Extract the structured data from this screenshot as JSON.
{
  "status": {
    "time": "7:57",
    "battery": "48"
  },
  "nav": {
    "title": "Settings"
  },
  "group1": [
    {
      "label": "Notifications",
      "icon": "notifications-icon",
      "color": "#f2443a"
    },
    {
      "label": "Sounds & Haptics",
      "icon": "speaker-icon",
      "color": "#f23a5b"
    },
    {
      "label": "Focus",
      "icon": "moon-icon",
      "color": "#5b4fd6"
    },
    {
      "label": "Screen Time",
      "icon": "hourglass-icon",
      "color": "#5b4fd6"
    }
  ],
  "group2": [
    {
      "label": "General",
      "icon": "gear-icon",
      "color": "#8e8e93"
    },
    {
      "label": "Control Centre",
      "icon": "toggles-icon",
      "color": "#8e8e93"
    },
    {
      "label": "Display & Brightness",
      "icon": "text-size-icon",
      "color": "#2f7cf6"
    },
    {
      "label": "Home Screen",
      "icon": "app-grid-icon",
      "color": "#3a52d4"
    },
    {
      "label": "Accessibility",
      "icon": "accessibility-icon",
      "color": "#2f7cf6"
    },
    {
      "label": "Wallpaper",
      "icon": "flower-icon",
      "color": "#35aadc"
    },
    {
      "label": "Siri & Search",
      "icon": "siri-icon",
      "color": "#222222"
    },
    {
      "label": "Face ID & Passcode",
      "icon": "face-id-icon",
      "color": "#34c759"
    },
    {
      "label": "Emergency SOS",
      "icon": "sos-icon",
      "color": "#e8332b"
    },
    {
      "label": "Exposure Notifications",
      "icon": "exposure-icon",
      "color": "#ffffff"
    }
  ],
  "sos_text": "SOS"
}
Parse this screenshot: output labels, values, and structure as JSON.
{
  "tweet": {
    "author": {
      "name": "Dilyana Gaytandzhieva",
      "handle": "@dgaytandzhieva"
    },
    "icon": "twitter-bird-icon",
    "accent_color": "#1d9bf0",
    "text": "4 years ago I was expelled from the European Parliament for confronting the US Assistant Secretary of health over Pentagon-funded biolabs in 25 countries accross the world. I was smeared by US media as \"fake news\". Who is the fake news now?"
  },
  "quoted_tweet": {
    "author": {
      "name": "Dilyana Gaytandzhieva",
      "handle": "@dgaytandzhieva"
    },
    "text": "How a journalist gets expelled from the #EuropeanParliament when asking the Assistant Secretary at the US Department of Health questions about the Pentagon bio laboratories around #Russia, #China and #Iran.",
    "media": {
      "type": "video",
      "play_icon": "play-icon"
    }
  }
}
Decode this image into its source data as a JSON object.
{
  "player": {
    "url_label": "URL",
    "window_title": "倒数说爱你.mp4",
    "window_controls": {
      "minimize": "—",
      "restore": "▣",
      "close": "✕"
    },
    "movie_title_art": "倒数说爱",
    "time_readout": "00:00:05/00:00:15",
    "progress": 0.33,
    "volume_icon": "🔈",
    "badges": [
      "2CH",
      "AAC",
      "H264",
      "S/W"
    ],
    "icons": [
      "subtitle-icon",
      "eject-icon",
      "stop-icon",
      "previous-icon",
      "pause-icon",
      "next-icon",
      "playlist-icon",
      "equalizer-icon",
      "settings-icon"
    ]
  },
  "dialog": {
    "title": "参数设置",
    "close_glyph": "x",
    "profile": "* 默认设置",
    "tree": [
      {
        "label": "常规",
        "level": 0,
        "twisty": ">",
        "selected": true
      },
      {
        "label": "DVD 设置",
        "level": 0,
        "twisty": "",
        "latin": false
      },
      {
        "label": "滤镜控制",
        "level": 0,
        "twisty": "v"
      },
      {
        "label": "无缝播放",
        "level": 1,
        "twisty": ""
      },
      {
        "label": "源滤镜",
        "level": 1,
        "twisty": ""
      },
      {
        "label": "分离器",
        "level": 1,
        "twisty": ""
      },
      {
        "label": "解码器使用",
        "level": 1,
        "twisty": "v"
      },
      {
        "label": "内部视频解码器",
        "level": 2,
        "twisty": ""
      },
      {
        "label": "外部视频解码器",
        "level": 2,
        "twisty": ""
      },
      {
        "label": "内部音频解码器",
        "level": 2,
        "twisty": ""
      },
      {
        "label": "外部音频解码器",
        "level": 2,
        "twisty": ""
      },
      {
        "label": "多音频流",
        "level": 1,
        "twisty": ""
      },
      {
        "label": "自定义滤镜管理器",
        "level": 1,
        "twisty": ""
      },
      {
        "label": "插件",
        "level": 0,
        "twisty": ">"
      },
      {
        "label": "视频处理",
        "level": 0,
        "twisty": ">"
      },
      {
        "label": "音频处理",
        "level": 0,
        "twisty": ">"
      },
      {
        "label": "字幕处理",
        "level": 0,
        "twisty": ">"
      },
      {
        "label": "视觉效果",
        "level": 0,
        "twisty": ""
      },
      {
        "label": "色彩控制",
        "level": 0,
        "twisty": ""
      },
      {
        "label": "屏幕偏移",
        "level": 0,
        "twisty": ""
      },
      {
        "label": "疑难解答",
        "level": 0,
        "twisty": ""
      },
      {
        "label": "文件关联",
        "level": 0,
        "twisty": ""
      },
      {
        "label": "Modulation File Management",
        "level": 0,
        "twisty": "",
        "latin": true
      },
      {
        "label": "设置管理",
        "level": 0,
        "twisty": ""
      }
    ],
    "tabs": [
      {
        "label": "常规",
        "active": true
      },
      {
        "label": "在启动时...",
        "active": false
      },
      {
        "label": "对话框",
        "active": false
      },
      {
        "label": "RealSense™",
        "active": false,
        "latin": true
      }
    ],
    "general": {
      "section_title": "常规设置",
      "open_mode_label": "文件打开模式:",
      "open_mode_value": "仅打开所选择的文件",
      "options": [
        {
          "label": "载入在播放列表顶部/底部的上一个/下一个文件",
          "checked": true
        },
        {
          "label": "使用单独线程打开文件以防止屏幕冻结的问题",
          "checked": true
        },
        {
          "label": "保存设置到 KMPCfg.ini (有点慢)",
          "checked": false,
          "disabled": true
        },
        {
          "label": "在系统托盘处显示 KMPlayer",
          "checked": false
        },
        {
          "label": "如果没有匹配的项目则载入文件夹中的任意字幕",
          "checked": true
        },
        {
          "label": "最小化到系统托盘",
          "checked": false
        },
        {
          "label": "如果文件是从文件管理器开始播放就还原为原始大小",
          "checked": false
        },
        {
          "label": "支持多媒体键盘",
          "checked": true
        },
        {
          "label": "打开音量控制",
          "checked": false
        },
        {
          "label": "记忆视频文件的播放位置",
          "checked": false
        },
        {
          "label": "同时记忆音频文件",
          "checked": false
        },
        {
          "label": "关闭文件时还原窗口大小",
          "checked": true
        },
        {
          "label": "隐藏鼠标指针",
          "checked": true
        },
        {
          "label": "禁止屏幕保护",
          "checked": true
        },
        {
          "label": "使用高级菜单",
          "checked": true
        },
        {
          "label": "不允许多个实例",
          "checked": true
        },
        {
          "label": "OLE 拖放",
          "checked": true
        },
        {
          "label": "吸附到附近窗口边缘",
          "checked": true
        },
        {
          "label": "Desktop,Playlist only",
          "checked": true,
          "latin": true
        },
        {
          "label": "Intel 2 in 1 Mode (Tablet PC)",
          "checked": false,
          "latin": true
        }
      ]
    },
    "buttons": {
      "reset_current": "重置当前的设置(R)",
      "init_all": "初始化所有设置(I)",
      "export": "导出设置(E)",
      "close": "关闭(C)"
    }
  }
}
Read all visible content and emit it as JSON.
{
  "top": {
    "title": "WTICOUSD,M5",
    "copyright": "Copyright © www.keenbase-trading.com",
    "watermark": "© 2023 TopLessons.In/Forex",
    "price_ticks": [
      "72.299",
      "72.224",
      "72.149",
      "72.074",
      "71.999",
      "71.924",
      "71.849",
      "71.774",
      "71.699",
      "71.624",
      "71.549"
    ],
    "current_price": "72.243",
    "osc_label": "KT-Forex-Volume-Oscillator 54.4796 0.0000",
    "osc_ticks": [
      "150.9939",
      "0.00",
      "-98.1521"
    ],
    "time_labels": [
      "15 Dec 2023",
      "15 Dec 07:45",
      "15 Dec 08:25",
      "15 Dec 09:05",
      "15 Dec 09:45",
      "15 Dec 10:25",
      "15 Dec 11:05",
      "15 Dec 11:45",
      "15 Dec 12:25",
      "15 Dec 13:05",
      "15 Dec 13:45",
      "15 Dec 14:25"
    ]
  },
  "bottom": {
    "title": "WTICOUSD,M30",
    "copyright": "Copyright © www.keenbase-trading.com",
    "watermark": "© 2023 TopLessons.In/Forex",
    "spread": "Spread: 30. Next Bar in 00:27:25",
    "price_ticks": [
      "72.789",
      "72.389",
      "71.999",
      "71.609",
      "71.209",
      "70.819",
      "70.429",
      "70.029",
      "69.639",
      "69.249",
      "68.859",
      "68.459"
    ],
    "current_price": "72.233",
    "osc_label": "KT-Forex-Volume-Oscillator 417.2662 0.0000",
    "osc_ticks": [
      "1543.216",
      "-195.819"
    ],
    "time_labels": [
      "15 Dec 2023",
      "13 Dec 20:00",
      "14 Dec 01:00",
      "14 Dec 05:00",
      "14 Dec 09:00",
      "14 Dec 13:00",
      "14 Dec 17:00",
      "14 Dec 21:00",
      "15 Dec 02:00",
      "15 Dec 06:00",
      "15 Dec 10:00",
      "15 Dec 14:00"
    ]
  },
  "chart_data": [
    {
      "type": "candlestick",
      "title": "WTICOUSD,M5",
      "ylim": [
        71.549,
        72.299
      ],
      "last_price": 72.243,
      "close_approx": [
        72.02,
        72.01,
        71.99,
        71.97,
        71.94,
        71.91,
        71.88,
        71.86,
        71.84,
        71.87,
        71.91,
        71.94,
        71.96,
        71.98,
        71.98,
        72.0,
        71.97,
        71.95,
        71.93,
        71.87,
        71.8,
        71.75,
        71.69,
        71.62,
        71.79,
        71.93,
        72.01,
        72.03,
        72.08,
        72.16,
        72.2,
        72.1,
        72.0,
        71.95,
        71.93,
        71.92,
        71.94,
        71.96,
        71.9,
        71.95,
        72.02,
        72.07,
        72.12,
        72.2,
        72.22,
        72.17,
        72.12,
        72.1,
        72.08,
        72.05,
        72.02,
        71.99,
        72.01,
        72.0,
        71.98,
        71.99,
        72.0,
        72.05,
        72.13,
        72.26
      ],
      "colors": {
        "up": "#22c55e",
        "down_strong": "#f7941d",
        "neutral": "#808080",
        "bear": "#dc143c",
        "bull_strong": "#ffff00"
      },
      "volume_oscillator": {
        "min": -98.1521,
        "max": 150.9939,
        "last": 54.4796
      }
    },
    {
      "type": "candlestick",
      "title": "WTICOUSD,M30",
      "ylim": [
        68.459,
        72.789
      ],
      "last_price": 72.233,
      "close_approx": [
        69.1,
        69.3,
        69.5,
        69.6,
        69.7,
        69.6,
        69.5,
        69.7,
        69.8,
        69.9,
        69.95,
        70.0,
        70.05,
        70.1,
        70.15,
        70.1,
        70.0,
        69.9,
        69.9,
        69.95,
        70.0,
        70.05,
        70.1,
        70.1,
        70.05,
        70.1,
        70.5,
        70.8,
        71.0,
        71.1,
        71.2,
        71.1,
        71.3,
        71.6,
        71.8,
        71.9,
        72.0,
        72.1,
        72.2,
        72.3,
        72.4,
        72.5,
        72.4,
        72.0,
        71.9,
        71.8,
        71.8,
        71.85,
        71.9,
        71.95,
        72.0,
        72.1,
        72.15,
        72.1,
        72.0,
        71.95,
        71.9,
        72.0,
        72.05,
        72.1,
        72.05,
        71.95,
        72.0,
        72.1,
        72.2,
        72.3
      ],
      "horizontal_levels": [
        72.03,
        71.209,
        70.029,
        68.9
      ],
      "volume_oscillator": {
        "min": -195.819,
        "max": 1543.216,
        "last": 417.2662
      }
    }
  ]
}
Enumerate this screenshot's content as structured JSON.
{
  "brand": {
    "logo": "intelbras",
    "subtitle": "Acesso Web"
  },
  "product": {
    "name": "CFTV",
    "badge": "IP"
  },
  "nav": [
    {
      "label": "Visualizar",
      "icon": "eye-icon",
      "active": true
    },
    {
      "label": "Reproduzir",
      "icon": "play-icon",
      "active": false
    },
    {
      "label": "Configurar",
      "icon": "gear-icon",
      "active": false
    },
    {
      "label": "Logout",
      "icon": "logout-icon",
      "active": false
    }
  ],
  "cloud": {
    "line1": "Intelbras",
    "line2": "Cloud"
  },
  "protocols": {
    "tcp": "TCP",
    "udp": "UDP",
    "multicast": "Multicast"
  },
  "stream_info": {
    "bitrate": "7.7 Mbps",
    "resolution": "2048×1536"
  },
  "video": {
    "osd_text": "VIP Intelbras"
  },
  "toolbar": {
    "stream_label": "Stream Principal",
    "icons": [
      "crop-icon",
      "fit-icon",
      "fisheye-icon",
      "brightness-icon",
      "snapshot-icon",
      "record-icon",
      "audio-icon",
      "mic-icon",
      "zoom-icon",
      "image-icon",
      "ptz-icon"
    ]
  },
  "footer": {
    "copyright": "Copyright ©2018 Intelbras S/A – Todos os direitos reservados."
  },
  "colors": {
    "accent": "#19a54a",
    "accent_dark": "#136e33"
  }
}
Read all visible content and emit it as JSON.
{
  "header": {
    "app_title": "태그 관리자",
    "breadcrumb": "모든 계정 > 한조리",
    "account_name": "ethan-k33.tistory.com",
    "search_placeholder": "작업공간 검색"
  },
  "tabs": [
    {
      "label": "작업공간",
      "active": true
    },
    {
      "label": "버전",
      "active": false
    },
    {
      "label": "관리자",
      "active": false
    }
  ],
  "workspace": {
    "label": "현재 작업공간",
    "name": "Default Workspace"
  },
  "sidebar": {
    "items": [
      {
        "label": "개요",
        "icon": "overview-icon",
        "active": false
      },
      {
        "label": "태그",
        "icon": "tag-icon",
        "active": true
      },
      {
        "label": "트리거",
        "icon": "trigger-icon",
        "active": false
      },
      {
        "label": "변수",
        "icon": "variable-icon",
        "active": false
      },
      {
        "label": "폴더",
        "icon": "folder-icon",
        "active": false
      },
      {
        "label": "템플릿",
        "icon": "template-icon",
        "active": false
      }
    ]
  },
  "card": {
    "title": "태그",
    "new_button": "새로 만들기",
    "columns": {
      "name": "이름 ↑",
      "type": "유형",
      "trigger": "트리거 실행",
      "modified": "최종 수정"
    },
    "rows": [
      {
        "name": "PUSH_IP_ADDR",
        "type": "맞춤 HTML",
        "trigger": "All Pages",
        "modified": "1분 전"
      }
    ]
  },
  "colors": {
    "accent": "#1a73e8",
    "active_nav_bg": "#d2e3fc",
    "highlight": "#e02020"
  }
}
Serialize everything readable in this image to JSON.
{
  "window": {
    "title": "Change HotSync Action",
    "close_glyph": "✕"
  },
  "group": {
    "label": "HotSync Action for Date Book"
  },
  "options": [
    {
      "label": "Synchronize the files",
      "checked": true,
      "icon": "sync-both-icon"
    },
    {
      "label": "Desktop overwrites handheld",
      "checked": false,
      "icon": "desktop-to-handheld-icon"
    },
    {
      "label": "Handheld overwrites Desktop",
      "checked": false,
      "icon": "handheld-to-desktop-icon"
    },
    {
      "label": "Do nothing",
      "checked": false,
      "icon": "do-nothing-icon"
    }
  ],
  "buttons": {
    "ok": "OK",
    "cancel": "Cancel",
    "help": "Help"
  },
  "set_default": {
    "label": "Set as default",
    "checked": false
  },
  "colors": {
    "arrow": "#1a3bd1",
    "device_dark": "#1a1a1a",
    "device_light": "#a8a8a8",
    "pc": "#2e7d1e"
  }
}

**WHAT YOU WILL DO**
Using the material above, copy every line in which the string "structured" occurs.

**WRITTEN ANSWER**
Extract the structured data from this screenshot as JSON.
Enumerate this screenshot's content as structured JSON.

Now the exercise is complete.